#### Objective
Show every line in the entries below where the word "selected" appears.

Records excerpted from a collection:

━━━━━━━━━━━━━━━━━━━━

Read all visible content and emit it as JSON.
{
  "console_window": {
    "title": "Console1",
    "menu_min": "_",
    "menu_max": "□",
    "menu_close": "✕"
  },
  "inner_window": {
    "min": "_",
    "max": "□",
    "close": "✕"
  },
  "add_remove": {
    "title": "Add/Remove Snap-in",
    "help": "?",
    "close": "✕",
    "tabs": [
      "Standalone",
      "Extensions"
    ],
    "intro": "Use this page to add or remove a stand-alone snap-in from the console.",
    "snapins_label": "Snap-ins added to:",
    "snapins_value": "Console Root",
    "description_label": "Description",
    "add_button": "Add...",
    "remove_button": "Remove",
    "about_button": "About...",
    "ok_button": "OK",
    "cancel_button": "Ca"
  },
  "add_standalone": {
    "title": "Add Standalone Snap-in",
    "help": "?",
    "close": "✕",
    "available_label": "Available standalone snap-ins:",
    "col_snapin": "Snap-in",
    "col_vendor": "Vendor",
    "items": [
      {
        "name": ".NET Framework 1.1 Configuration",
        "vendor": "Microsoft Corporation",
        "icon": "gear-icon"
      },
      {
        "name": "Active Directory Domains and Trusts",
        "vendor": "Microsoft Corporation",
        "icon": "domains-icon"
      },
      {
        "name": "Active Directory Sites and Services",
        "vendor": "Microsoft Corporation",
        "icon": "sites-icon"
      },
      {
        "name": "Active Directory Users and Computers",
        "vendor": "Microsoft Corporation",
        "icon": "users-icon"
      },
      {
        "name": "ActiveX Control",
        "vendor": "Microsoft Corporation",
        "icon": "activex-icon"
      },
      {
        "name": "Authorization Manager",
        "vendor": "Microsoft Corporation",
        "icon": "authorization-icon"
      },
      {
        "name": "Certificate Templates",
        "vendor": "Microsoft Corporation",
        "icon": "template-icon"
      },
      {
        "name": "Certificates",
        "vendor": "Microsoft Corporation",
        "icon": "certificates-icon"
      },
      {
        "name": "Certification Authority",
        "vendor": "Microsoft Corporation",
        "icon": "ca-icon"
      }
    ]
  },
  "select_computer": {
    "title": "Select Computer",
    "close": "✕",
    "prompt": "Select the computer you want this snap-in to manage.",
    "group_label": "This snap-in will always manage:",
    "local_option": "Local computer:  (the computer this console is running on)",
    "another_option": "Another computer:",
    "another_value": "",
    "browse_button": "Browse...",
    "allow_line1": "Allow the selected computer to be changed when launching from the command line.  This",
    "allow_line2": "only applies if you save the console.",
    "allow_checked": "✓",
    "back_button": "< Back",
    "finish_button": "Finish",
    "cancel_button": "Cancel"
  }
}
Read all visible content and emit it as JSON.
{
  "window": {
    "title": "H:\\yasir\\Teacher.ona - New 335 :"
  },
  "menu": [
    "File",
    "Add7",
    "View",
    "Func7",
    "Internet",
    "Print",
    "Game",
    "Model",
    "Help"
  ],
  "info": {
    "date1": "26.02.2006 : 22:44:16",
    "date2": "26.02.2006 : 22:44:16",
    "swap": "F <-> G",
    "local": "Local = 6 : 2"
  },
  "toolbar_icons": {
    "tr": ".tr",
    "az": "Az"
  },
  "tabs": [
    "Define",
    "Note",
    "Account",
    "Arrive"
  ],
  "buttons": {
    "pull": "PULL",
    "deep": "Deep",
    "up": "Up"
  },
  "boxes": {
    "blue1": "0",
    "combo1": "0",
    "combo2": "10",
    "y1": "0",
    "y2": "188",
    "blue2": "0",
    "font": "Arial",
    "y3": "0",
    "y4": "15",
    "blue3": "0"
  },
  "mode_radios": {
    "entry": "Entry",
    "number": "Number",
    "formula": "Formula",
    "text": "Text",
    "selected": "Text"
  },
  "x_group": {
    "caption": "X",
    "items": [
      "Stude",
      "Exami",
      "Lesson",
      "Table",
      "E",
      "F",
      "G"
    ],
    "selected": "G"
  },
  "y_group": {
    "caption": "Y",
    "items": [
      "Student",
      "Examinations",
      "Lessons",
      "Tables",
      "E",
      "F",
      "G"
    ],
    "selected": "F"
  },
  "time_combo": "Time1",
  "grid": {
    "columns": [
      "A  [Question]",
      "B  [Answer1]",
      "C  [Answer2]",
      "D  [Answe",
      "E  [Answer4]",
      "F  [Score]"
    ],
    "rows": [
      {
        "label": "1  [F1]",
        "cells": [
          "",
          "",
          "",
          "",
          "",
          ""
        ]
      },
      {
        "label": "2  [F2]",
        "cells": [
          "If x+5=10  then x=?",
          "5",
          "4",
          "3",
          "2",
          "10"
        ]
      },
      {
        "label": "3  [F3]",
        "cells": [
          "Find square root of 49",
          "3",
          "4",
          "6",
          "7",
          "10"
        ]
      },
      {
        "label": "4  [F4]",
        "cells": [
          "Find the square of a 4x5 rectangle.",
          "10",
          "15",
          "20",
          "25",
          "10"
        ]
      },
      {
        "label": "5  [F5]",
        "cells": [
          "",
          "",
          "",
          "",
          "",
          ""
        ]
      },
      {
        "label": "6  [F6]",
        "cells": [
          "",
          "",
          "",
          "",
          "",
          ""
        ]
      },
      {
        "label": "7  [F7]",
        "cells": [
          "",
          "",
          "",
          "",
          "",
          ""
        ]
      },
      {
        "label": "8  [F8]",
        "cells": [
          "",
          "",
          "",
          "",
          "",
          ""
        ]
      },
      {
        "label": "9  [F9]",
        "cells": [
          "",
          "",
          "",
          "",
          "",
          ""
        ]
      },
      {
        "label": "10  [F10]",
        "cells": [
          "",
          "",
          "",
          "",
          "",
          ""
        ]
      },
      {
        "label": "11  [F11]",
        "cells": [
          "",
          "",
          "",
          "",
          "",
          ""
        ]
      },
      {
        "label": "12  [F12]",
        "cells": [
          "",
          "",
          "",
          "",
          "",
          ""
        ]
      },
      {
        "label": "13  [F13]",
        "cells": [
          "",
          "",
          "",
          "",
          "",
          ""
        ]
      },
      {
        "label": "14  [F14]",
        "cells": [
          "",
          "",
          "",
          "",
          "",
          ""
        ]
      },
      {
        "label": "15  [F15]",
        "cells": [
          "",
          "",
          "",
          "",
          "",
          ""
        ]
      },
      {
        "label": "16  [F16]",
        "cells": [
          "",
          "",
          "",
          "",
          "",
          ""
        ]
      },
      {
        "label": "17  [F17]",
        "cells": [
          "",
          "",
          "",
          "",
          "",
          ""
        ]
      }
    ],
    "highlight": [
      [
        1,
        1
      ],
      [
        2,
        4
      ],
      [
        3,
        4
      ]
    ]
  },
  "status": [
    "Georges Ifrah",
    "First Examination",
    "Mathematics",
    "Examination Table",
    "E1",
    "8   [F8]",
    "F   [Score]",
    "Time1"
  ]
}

━━━━━━━━━━━━━━━━━━━━

#### Complete output
    "allow_line1": "Allow the selected computer to be changed when launching from the command line.  This",
    "selected": "Text"
    "selected": "G"
    "selected": "F"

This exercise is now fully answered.